- Exercices
[1] Énumérez toutes les questions démocratiques dont Lénine soulignait la grande importance selon le texte sur la montée de Lénine.
[2] Reproduisez tel quel le passage du texte sur la montée de Lénine qui va de « Le travail original » jusqu'à « faite par Plekhanov. » inclus.
[3] D'après le texte sur la montée de Lénine, en quelle année Vladimir Illitch Ulyanov établit-il sa réputation de puissant théoricien ?

- Extrait du texte
• • • • • • •

La montée d’Oulianov-Lénine

Le travail original de Plekhanov influença une génération entière d’intellectuels et de jeunes qui entraient dans une lutte révolutionnaire vers la fin des années 1880 et au début des années 1890. L’impact de ses polémiques fut important vu que les transformations sociales de la ville et de la campagne correspondaient de plus en plus à l’analyse faite par Plekhanov.

Pendant les années 1890, c’était de plus en plus apparent que la Russie était en proie à un développement économique rapide accompagné d’une croissance industrielle produisant une classe ouvrière de plus en plus puissante. Telles étaient les conditions sous lesquelles Vladimir Illitch Ulyanov, le frère cadet d’un terroriste révolutionnaire martyr, entra dans le mouvement révolutionnaire. En 1893, il établit sa réputation de puissant théoricien à l’aide d’une remarquable critique d’un mouvement populiste qu’il appela Ce que sont les « Amis du Peuple » et comment ils luttent contre les Sociaux-démocrates. Il y a certaines caractéristiques de cet ouvrage qui font de celle-ci une contribution majeure au mouvement révolutionnaire ouvrier et qui, malgré l’attention portée aux conditions particulières de la Russie de 1890, lui donnent une pertinence de longue durée.

Oulianov-Lénine a dédié une grande partie de son ouvrage à attaquer ce qu’il appelait la sociologie subjective de Mikhailovsky, démontrant que les politiques du mouvement narodnik (populiste) n’étaient pas basées sur une étude scientifique des relations sociales qui existaient en Russie. Il démontra qu’ils refusaient de faire face au fait que la production primaire était devenue très développée et que des grandes industries avaient été établies et concentrées dans les mains d’individus qui achetaient et exploitaient la force ouvrière d’une masse de travailleurs qui étaient sans propriété. Mais, ce qui était encore plus important que l’analyse économique (qui fut plus tard développée dans son prochain ouvrage majeur, Le développement du capitalisme en Russie) était la caractérisation de la nature de classe du mouvement narodnik. Il expliqua que les narodniks étaient essentiellement des démocrates petits-bourgeois dont les positions reflétaient la position sociale de la paysannerie.

 

Même si Lénine insistait sur la grande importance des questions démocratiques, c’est-à-dire celles reliées à l’abolition de l’autocratie tsariste, à la destruction des restants du féodalisme dans la campagne et à la nationalisation de la terre, il soutenait non moins passionnément que c’était fondamentalement incorrect d’ignorer la distinction entre le mouvement démocratique et socialiste. La plus grande entrave au développement de la conscience de classe du prolétariat était la tendance visant à subordonner le prolétariat aux opposants bourgeois et petit-bourgeois de l’autocratie.

• • • • • • •

- Enregistrements sources

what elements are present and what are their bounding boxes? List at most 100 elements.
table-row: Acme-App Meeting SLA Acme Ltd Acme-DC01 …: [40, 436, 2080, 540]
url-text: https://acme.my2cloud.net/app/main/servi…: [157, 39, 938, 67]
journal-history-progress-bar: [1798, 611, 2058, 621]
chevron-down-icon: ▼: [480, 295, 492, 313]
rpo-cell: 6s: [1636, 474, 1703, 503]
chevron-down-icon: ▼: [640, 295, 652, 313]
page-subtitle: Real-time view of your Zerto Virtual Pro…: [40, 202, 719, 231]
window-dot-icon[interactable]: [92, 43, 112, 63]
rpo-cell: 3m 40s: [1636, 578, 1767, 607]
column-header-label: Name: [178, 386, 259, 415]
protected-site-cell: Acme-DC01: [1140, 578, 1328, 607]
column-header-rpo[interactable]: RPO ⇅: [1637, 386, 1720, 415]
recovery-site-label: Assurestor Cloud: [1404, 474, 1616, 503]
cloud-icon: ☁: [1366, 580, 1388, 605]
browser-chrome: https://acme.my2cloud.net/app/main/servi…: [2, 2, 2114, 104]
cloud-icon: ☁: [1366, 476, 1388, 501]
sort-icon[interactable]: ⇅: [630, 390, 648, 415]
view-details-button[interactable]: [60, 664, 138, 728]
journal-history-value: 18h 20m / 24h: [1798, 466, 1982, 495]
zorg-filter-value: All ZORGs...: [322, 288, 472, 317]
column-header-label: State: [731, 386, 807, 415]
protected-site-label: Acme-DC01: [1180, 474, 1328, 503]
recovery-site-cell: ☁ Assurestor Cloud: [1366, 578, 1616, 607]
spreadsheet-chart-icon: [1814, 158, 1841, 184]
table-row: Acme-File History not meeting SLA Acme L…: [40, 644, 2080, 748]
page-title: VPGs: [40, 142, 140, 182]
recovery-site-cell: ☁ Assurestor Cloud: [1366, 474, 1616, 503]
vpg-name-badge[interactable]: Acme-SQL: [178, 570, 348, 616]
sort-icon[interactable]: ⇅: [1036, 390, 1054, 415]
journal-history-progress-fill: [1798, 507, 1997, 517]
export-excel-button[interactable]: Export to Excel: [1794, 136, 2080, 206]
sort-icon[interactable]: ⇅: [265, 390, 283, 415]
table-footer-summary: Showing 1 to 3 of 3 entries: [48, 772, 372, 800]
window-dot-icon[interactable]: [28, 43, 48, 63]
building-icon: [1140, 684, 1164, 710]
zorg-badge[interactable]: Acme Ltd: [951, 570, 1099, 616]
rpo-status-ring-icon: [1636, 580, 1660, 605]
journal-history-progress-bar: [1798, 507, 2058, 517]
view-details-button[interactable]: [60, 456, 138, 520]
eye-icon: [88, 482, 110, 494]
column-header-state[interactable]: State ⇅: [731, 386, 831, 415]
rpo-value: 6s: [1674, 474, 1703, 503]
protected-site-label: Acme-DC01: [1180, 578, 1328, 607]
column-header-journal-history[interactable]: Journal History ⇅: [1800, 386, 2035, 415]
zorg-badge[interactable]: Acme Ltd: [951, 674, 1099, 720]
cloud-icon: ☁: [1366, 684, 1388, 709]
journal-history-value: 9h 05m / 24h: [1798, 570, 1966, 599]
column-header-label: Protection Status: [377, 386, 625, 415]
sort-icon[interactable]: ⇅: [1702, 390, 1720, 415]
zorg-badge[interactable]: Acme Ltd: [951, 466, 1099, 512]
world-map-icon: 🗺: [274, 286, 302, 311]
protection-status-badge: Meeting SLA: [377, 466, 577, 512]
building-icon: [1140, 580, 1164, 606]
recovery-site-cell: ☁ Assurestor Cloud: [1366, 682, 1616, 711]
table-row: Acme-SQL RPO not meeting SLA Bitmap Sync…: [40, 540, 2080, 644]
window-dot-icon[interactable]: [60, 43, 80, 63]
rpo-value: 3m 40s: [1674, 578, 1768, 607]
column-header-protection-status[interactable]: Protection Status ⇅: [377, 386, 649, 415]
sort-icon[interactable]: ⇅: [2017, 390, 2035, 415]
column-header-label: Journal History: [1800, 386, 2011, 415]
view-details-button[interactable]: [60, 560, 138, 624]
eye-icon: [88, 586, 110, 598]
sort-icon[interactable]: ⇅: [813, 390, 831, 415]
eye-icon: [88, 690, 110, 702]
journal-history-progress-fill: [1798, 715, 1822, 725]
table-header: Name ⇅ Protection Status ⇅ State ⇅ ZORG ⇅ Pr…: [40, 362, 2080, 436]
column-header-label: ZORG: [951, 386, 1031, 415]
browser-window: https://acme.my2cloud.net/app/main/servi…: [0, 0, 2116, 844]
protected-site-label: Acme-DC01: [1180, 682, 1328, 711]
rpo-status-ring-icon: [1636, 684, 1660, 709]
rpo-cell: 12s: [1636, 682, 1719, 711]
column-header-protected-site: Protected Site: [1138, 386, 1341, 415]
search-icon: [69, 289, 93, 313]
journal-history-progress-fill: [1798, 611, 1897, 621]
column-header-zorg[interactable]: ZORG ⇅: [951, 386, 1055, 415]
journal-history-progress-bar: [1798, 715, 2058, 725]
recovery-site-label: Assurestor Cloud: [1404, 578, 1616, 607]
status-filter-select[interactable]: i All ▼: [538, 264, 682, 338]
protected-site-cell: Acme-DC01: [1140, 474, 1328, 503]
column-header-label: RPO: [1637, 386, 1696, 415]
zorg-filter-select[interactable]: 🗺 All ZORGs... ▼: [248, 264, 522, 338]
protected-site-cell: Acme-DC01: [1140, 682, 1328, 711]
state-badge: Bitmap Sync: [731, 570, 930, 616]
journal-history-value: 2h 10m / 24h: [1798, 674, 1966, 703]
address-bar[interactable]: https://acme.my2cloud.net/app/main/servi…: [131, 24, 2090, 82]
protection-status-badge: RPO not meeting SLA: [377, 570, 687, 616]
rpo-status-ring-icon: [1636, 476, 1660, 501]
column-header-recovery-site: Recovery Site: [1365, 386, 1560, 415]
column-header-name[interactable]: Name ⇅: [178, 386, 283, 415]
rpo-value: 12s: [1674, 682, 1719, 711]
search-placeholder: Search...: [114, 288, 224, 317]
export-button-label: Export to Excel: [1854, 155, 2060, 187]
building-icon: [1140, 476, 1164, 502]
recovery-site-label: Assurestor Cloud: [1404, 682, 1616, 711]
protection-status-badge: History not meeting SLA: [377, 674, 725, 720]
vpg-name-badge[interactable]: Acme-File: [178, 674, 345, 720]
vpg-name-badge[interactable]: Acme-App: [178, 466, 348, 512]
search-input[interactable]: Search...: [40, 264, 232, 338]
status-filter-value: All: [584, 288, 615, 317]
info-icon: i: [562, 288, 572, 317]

• • • • • • •

- Corrigé
[1]
- l'abolition de l'autocratie tsariste
- la destruction des restants du féodalisme dans la campagne
- la nationalisation de la terre

[2]
Le travail original de Plekhanov influença une génération entière d’intellectuels et de jeunes qui entraient dans une lutte révolutionnaire vers la fin des années 1880 et au début des années 1890. L’impact de ses polémiques fut important vu que les transformations sociales de la ville et de la campagne correspondaient de plus en plus à l’analyse faite par Plekhanov.

[3] En 1893.